*** SOURCE RECORDS

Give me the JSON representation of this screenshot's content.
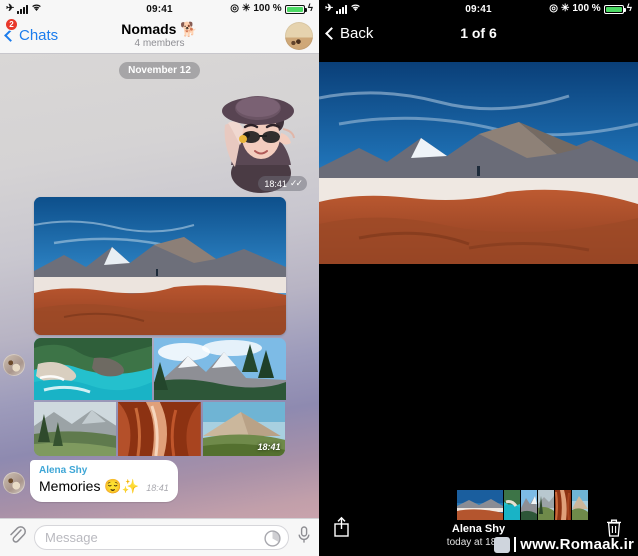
{
  "left": {
    "status_bar": {
      "time": "09:41",
      "battery_text": "100 %",
      "icons": [
        "airplane-icon",
        "signal-bars-icon",
        "wifi-icon",
        "location-icon",
        "bluetooth-icon",
        "battery-icon",
        "charging-bolt-icon"
      ]
    },
    "nav": {
      "back_label": "Chats",
      "back_badge": "2",
      "title": "Nomads 🐕",
      "subtitle": "4 members",
      "avatar_name": "group-avatar"
    },
    "chat": {
      "date_chip": "November 12",
      "sticker_time": "18:41",
      "sticker_checks": "✓✓",
      "album_time": "18:41",
      "bubble": {
        "sender": "Alena Shy",
        "text": "Memories 😌✨",
        "time": "18:41"
      }
    },
    "input": {
      "placeholder": "Message",
      "attach_icon": "paperclip-icon",
      "sticker_icon": "sticker-icon",
      "mic_icon": "microphone-icon"
    }
  },
  "right": {
    "status_bar": {
      "time": "09:41",
      "battery_text": "100 %"
    },
    "nav": {
      "back_label": "Back",
      "counter": "1 of 6"
    },
    "media": {
      "sender": "Alena Shy",
      "date": "today at 18:41",
      "share_icon": "share-icon",
      "delete_icon": "trash-icon",
      "thumb_count": 6
    }
  },
  "watermark": {
    "text": "www.Romaak.ir"
  },
  "colors": {
    "ios_blue": "#1b7ced",
    "badge_red": "#e8382b",
    "battery_green": "#4cd964",
    "sender_blue": "#3ea6d6"
  }
}
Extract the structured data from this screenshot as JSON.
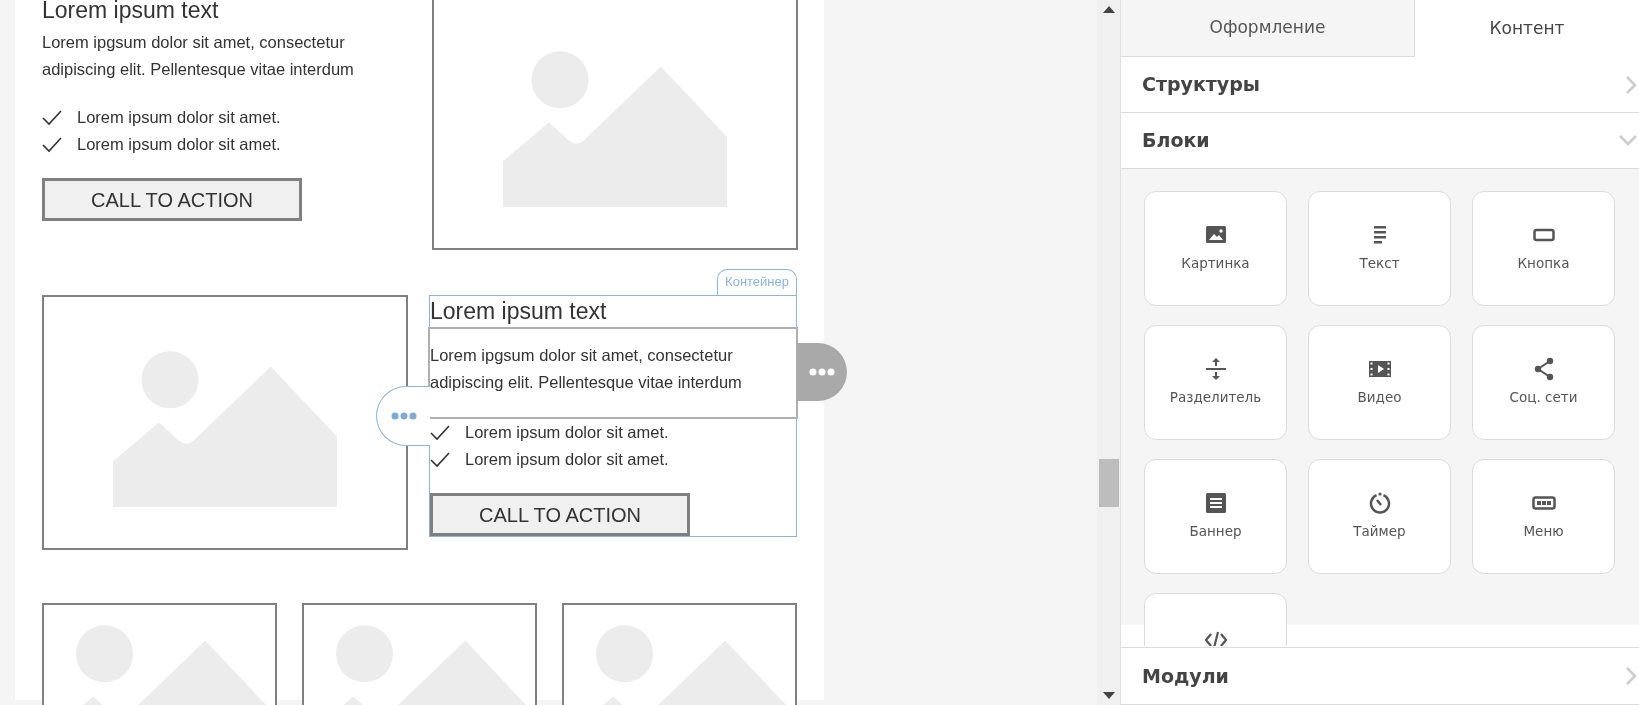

******

GIVEN PROBLEM: Return the listing above in full and without alteration, excluding its pictures.

THE OUTPUT:
Give me the JSON representation of this screenshot's content.
{
  "left": {
    "status_bar": {
      "time": "09:41",
      "battery_text": "100 %",
      "icons": [
        "airplane-icon",
        "signal-bars-icon",
        "wifi-icon",
        "location-icon",
        "bluetooth-icon",
        "battery-icon",
        "charging-bolt-icon"
      ]
    },
    "nav": {
      "back_label": "Chats",
      "back_badge": "2",
      "title": "Nomads 🐕",
      "subtitle": "4 members",
      "avatar_name": "group-avatar"
    },
    "chat": {
      "date_chip": "November 12",
      "sticker_time": "18:41",
      "sticker_checks": "✓✓",
      "album_time": "18:41",
      "bubble": {
        "sender": "Alena Shy",
        "text": "Memories 😌✨",
        "time": "18:41"
      }
    },
    "input": {
      "placeholder": "Message",
      "attach_icon": "paperclip-icon",
      "sticker_icon": "sticker-icon",
      "mic_icon": "microphone-icon"
    }
  },
  "right": {
    "status_bar": {
      "time": "09:41",
      "battery_text": "100 %"
    },
    "nav": {
      "back_label": "Back",
      "counter": "1 of 6"
    },
    "media": {
      "sender": "Alena Shy",
      "date": "today at 18:41",
      "share_icon": "share-icon",
      "delete_icon": "trash-icon",
      "thumb_count": 6
    }
  },
  "watermark": {
    "text": "www.Romaak.ir"
  },
  "colors": {
    "ios_blue": "#1b7ced",
    "badge_red": "#e8382b",
    "battery_green": "#4cd964",
    "sender_blue": "#3ea6d6"
  }
}
Extract the structured data from this screenshot as JSON.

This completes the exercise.